> _THE REQUEST_:
Within this material, how many lines have the string "TOUR" in them? The answer is a number, with nothing added.

# # # #

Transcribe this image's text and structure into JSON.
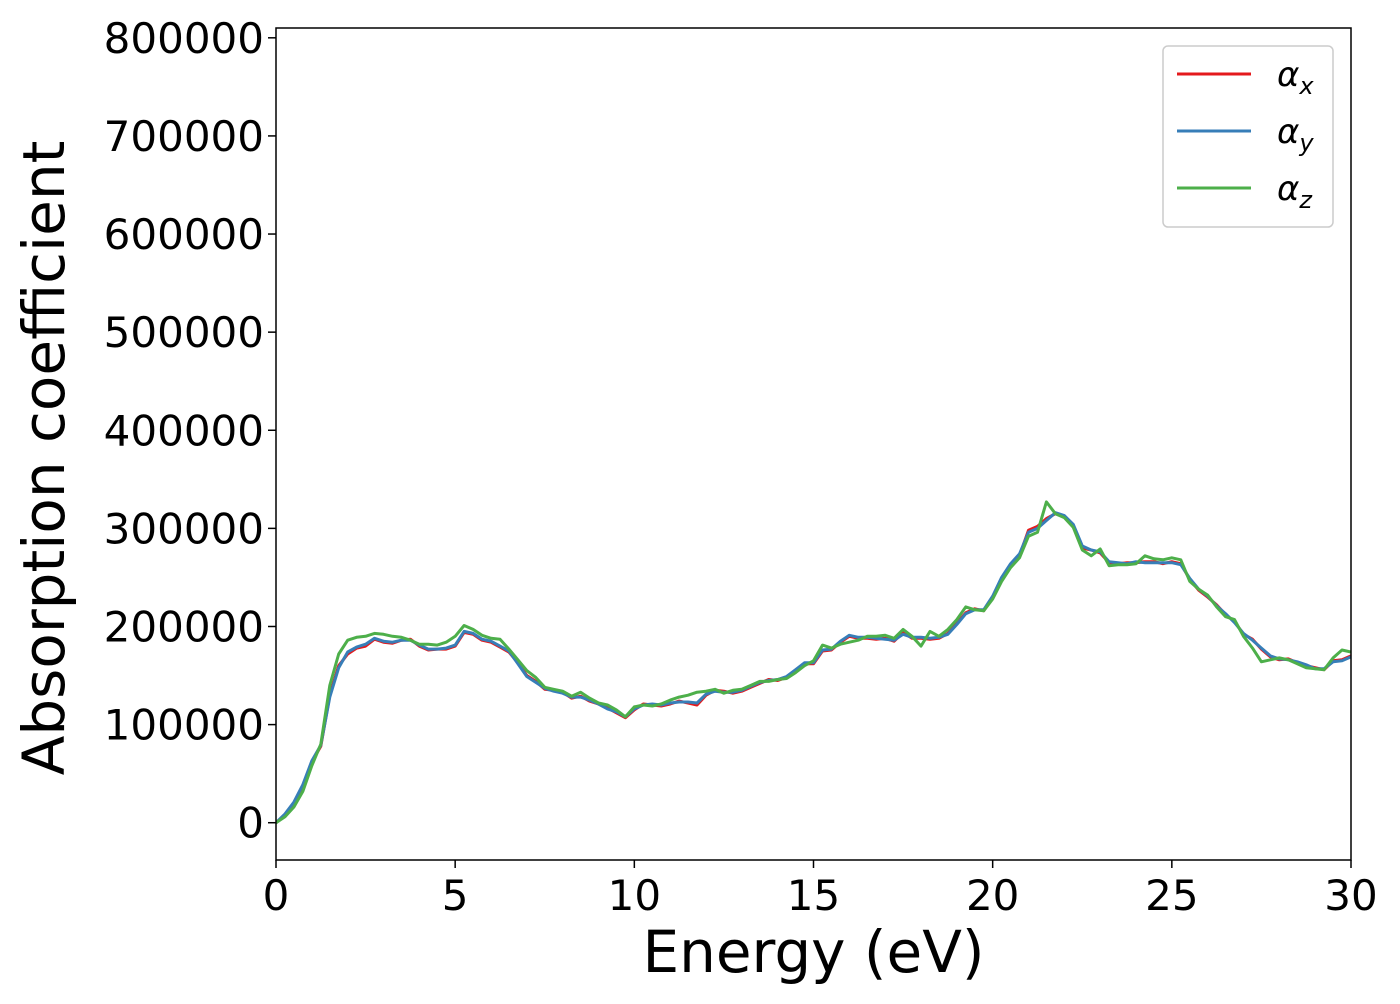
{
  "chart_data": {
    "type": "line",
    "title": "",
    "xlabel": "Energy (eV)",
    "ylabel": "Absorption coefficient",
    "xlim": [
      0,
      30
    ],
    "ylim": [
      -38000,
      810000
    ],
    "xticks": [
      0,
      5,
      10,
      15,
      20,
      25,
      30
    ],
    "yticks": [
      0,
      100000,
      200000,
      300000,
      400000,
      500000,
      600000,
      700000,
      800000
    ],
    "grid": false,
    "legend_position": "top-right",
    "series": [
      {
        "name": "αx",
        "legend_symbol": "α",
        "legend_subscript": "x",
        "color": "#e41a1c",
        "x": [
          0,
          0.25,
          0.5,
          0.75,
          1.0,
          1.25,
          1.5,
          1.75,
          2.0,
          2.25,
          2.5,
          2.75,
          3.0,
          3.25,
          3.5,
          3.75,
          4.0,
          4.25,
          4.5,
          4.75,
          5.0,
          5.25,
          5.5,
          5.75,
          6.0,
          6.25,
          6.5,
          6.75,
          7.0,
          7.25,
          7.5,
          7.75,
          8.0,
          8.25,
          8.5,
          8.75,
          9.0,
          9.25,
          9.5,
          9.75,
          10.0,
          10.25,
          10.5,
          10.75,
          11.0,
          11.25,
          11.5,
          11.75,
          12.0,
          12.25,
          12.5,
          12.75,
          13.0,
          13.25,
          13.5,
          13.75,
          14.0,
          14.25,
          14.5,
          14.75,
          15.0,
          15.25,
          15.5,
          15.75,
          16.0,
          16.25,
          16.5,
          16.75,
          17.0,
          17.25,
          17.5,
          17.75,
          18.0,
          18.25,
          18.5,
          18.75,
          19.0,
          19.25,
          19.5,
          19.75,
          20.0,
          20.25,
          20.5,
          20.75,
          21.0,
          21.25,
          21.5,
          21.75,
          22.0,
          22.25,
          22.5,
          22.75,
          23.0,
          23.25,
          23.5,
          23.75,
          24.0,
          24.25,
          24.5,
          24.75,
          25.0,
          25.25,
          25.5,
          25.75,
          26.0,
          26.25,
          26.5,
          26.75,
          27.0,
          27.25,
          27.5,
          27.75,
          28.0,
          28.25,
          28.5,
          28.75,
          29.0,
          29.25,
          29.5,
          29.75,
          30.0
        ],
        "y": [
          0,
          8000,
          20000,
          38000,
          62000,
          78000,
          130000,
          160000,
          172000,
          178000,
          180000,
          187000,
          184000,
          183000,
          186000,
          187000,
          180000,
          176000,
          177000,
          177000,
          180000,
          194000,
          192000,
          186000,
          184000,
          179000,
          174000,
          163000,
          150000,
          144000,
          136000,
          135000,
          133000,
          127000,
          129000,
          124000,
          121000,
          117000,
          112000,
          107000,
          115000,
          121000,
          120000,
          119000,
          121000,
          124000,
          122000,
          120000,
          130000,
          135000,
          134000,
          132000,
          134000,
          138000,
          142000,
          146000,
          145000,
          148000,
          155000,
          162000,
          162000,
          175000,
          176000,
          184000,
          190000,
          188000,
          188000,
          187000,
          188000,
          185000,
          194000,
          188000,
          188000,
          187000,
          188000,
          193000,
          203000,
          214000,
          218000,
          216000,
          230000,
          248000,
          262000,
          272000,
          298000,
          302000,
          310000,
          315000,
          312000,
          303000,
          280000,
          278000,
          275000,
          265000,
          264000,
          265000,
          265000,
          266000,
          266000,
          264000,
          266000,
          264000,
          248000,
          237000,
          230000,
          222000,
          212000,
          205000,
          192000,
          187000,
          177000,
          169000,
          166000,
          167000,
          163000,
          160000,
          158000,
          156000,
          165000,
          166000,
          170000
        ]
      },
      {
        "name": "αy",
        "legend_symbol": "α",
        "legend_subscript": "y",
        "color": "#377eb8",
        "x": [
          0,
          0.25,
          0.5,
          0.75,
          1.0,
          1.25,
          1.5,
          1.75,
          2.0,
          2.25,
          2.5,
          2.75,
          3.0,
          3.25,
          3.5,
          3.75,
          4.0,
          4.25,
          4.5,
          4.75,
          5.0,
          5.25,
          5.5,
          5.75,
          6.0,
          6.25,
          6.5,
          6.75,
          7.0,
          7.25,
          7.5,
          7.75,
          8.0,
          8.25,
          8.5,
          8.75,
          9.0,
          9.25,
          9.5,
          9.75,
          10.0,
          10.25,
          10.5,
          10.75,
          11.0,
          11.25,
          11.5,
          11.75,
          12.0,
          12.25,
          12.5,
          12.75,
          13.0,
          13.25,
          13.5,
          13.75,
          14.0,
          14.25,
          14.5,
          14.75,
          15.0,
          15.25,
          15.5,
          15.75,
          16.0,
          16.25,
          16.5,
          16.75,
          17.0,
          17.25,
          17.5,
          17.75,
          18.0,
          18.25,
          18.5,
          18.75,
          19.0,
          19.25,
          19.5,
          19.75,
          20.0,
          20.25,
          20.5,
          20.75,
          21.0,
          21.25,
          21.5,
          21.75,
          22.0,
          22.25,
          22.5,
          22.75,
          23.0,
          23.25,
          23.5,
          23.75,
          24.0,
          24.25,
          24.5,
          24.75,
          25.0,
          25.25,
          25.5,
          25.75,
          26.0,
          26.25,
          26.5,
          26.75,
          27.0,
          27.25,
          27.5,
          27.75,
          28.0,
          28.25,
          28.5,
          28.75,
          29.0,
          29.25,
          29.5,
          29.75,
          30.0
        ],
        "y": [
          0,
          9000,
          21000,
          39000,
          63000,
          79000,
          128000,
          158000,
          174000,
          179000,
          182000,
          188000,
          185000,
          184000,
          186000,
          186000,
          181000,
          177000,
          177000,
          178000,
          181000,
          195000,
          193000,
          187000,
          185000,
          180000,
          175000,
          162000,
          149000,
          143000,
          137000,
          134000,
          132000,
          128000,
          128000,
          125000,
          121000,
          116000,
          113000,
          108000,
          116000,
          120000,
          121000,
          120000,
          122000,
          123000,
          123000,
          122000,
          131000,
          134000,
          133000,
          133000,
          135000,
          139000,
          143000,
          145000,
          146000,
          149000,
          156000,
          163000,
          163000,
          176000,
          177000,
          185000,
          191000,
          189000,
          189000,
          188000,
          187000,
          186000,
          192000,
          189000,
          189000,
          188000,
          189000,
          192000,
          202000,
          213000,
          217000,
          217000,
          231000,
          250000,
          264000,
          274000,
          296000,
          300000,
          308000,
          316000,
          313000,
          304000,
          282000,
          278000,
          276000,
          266000,
          265000,
          264000,
          266000,
          265000,
          265000,
          265000,
          265000,
          263000,
          249000,
          238000,
          231000,
          221000,
          213000,
          204000,
          193000,
          186000,
          178000,
          170000,
          167000,
          166000,
          164000,
          161000,
          157000,
          157000,
          164000,
          165000,
          169000
        ]
      },
      {
        "name": "αz",
        "legend_symbol": "α",
        "legend_subscript": "z",
        "color": "#4daf4a",
        "x": [
          0,
          0.25,
          0.5,
          0.75,
          1.0,
          1.25,
          1.5,
          1.75,
          2.0,
          2.25,
          2.5,
          2.75,
          3.0,
          3.25,
          3.5,
          3.75,
          4.0,
          4.25,
          4.5,
          4.75,
          5.0,
          5.25,
          5.5,
          5.75,
          6.0,
          6.25,
          6.5,
          6.75,
          7.0,
          7.25,
          7.5,
          7.75,
          8.0,
          8.25,
          8.5,
          8.75,
          9.0,
          9.25,
          9.5,
          9.75,
          10.0,
          10.25,
          10.5,
          10.75,
          11.0,
          11.25,
          11.5,
          11.75,
          12.0,
          12.25,
          12.5,
          12.75,
          13.0,
          13.25,
          13.5,
          13.75,
          14.0,
          14.25,
          14.5,
          14.75,
          15.0,
          15.25,
          15.5,
          15.75,
          16.0,
          16.25,
          16.5,
          16.75,
          17.0,
          17.25,
          17.5,
          17.75,
          18.0,
          18.25,
          18.5,
          18.75,
          19.0,
          19.25,
          19.5,
          19.75,
          20.0,
          20.25,
          20.5,
          20.75,
          21.0,
          21.25,
          21.5,
          21.75,
          22.0,
          22.25,
          22.5,
          22.75,
          23.0,
          23.25,
          23.5,
          23.75,
          24.0,
          24.25,
          24.5,
          24.75,
          25.0,
          25.25,
          25.5,
          25.75,
          26.0,
          26.25,
          26.5,
          26.75,
          27.0,
          27.25,
          27.5,
          27.75,
          28.0,
          28.25,
          28.5,
          28.75,
          29.0,
          29.25,
          29.5,
          29.75,
          30.0
        ],
        "y": [
          0,
          6000,
          16000,
          32000,
          58000,
          80000,
          140000,
          172000,
          186000,
          189000,
          190000,
          193000,
          192000,
          190000,
          189000,
          186000,
          182000,
          182000,
          181000,
          184000,
          190000,
          201000,
          197000,
          191000,
          188000,
          187000,
          177000,
          166000,
          155000,
          148000,
          138000,
          136000,
          134000,
          129000,
          133000,
          127000,
          122000,
          120000,
          115000,
          108000,
          118000,
          120000,
          119000,
          121000,
          125000,
          128000,
          130000,
          133000,
          134000,
          136000,
          132000,
          135000,
          136000,
          140000,
          144000,
          144000,
          146000,
          147000,
          153000,
          160000,
          165000,
          181000,
          178000,
          182000,
          184000,
          186000,
          190000,
          190000,
          191000,
          188000,
          197000,
          190000,
          180000,
          195000,
          190000,
          197000,
          207000,
          220000,
          217000,
          216000,
          228000,
          246000,
          260000,
          270000,
          292000,
          296000,
          327000,
          315000,
          311000,
          301000,
          278000,
          272000,
          279000,
          262000,
          263000,
          263000,
          264000,
          272000,
          269000,
          268000,
          270000,
          268000,
          246000,
          238000,
          232000,
          220000,
          210000,
          207000,
          190000,
          178000,
          164000,
          166000,
          168000,
          166000,
          162000,
          158000,
          157000,
          156000,
          168000,
          176000,
          174000
        ]
      }
    ]
  }
}
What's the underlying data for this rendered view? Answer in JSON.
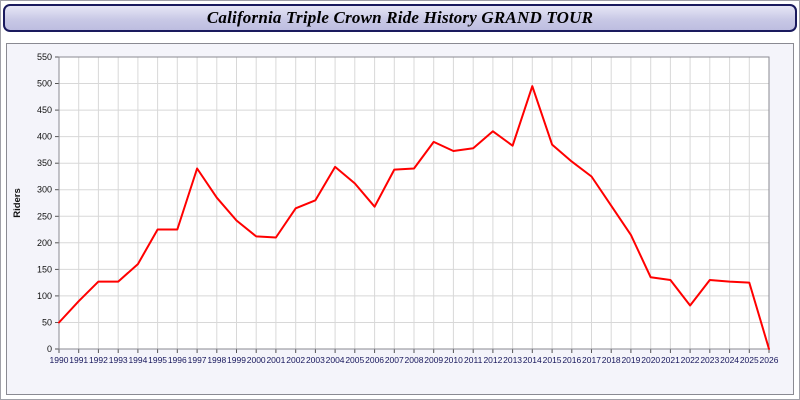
{
  "title_bar": {
    "title": "California Triple Crown Ride History GRAND TOUR"
  },
  "chart_data": {
    "type": "line",
    "title": "California Triple Crown Ride History GRAND TOUR",
    "series_name": "Riders",
    "xlabel": "",
    "ylabel": "Riders",
    "ylim": [
      0,
      550
    ],
    "ytick_step": 50,
    "grid": true,
    "legend_position": "none",
    "line_color": "#ff0000",
    "x": [
      1990,
      1991,
      1992,
      1993,
      1994,
      1995,
      1996,
      1997,
      1998,
      1999,
      2000,
      2001,
      2002,
      2003,
      2004,
      2005,
      2006,
      2007,
      2008,
      2009,
      2010,
      2011,
      2012,
      2013,
      2014,
      2015,
      2016,
      2017,
      2018,
      2019,
      2020,
      2021,
      2022,
      2023,
      2024,
      2025,
      2026
    ],
    "values": [
      50,
      90,
      127,
      127,
      160,
      225,
      225,
      340,
      285,
      242,
      212,
      210,
      265,
      280,
      343,
      312,
      268,
      338,
      340,
      390,
      373,
      378,
      410,
      383,
      495,
      385,
      353,
      325,
      270,
      215,
      135,
      130,
      82,
      130,
      127,
      125,
      0
    ]
  },
  "colors": {
    "title_bar_border": "#1a1a5e",
    "title_bar_background": "#c9c9e6",
    "chart_box_background": "#f4f4fa",
    "plot_background": "#ffffff",
    "gridline": "#d8d8d8",
    "axis": "#8a8a92",
    "x_tick_label": "#16165c",
    "y_tick_label": "#111111",
    "line": "#ff0000"
  }
}
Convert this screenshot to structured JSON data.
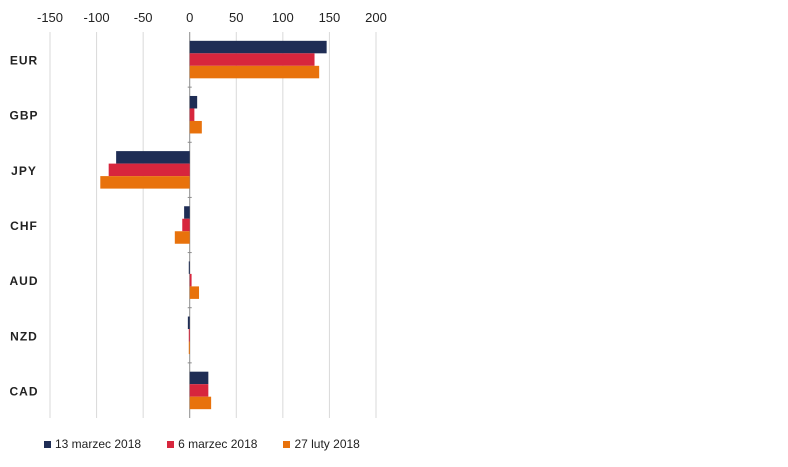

# # # #

> _ANSWER TO THIS EXERCISE_:
2